------ Brano di testo ------
Il senso della vita, un'associazione di parole a cui dare un senso e che si rincorrono spesso nello scorrere delle pagine: Perché ci si batte? Vale la pena battersi? Qual è la posta in gioco: la libertà o delle pure astrazioni, come ideologie roboanti ma lontane dai bisogni degli uomini? Anche la parola libertà richiede una personale riflessione al fine di restituirle il suo significato vero...

Una lettera

Come già nella lettera di addio di una madre al figlio anche in questa sono i sentimenti che scaldano il cuore ad assurgere al primo piano: è la lettera di una moglie al marito soldato, che, ferito, sembra completamente assente; sono i compagni che la leggono soffermandosi anche sulle immagini riprese dalla donna per cantare la bellezza della natura, i colori delle foglie d'acero: ecco un gesto che brilla di luce propria, che dà un senso alla vita.

Una pioggia di ferro, acciaio, sangue

Assistiamo ad un attacco violento dell'esercito nazista, le bombe cadono dappertutto, due soldati, un vecchio e un giovane, si fanno coraggio trovando riparo in una voragine scavata da una bomba, scoprono di aver vicino un tedesco, ma, in quella bara senza coperchio che è il loro rifugio, quel soldato è un uomo come loro, non un nemico...
Colpiscono queste parole: "Quelli che erano ancora vivi, vivevano" e ancora: "I vivi erano vivi". Parole che sottolineano l'assurdo e, forse, il miracolo di sopravvivere all'assurdo.

Eichmann

Chi era Eichmann? Un modesto agente di una ditta di provincia, prima della guerra. Un uomo senza qualità, convinto di subire discriminazioni, lui biondo dagli occhi chiari, a favore di semplici rifiuti umani... Poi lo troviamo nei ranghi della Gestapo, pronto a far valere tutta la sua autorità.
------
* Descrizione dell'esercizio *
Trascrivi fedelmente dal brano sulla guerra tutto ciò che va da “Assistiamo ad un” fino a “di sopravvivere all'assurdo.”. Le righe riportate più avanti non hanno alcun legame con il brano.
------ Dati forniti ------
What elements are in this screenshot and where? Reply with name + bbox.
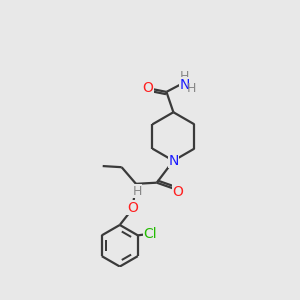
------
* Esercizio svolto *
Assistiamo ad un attacco violento dell'esercito nazista, le bombe cadono dappertutto, due soldati, un vecchio e un giovane, si fanno coraggio trovando riparo in una voragine scavata da una bomba, scoprono di aver vicino un tedesco, ma, in quella bara senza coperchio che è il loro rifugio, quel soldato è un uomo come loro, non un nemico...
Colpiscono queste parole: "Quelli che erano ancora vivi, vivevano" e ancora: "I vivi erano vivi". Parole che sottolineano l'assurdo e, forse, il miracolo di sopravvivere all'assurdo.